### Stated exercise
Exact repetition is required: output every record in full.

### Raw records
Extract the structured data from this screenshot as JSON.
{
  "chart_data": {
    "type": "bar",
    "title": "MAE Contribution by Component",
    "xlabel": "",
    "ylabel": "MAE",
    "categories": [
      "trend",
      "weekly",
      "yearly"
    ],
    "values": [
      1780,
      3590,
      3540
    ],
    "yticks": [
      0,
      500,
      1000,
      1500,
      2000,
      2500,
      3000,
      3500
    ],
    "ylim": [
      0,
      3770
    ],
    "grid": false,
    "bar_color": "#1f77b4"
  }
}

### Output for this exercise
Extract the structured data from this screenshot as JSON.
{
  "chart_data": {
    "type": "bar",
    "title": "MAE Contribution by Component",
    "xlabel": "",
    "ylabel": "MAE",
    "categories": [
      "trend",
      "weekly",
      "yearly"
    ],
    "values": [
      1780,
      3590,
      3540
    ],
    "yticks": [
      0,
      500,
      1000,
      1500,
      2000,
      2500,
      3000,
      3500
    ],
    "ylim": [
      0,
      3770
    ],
    "grid": false,
    "bar_color": "#1f77b4"
  }
}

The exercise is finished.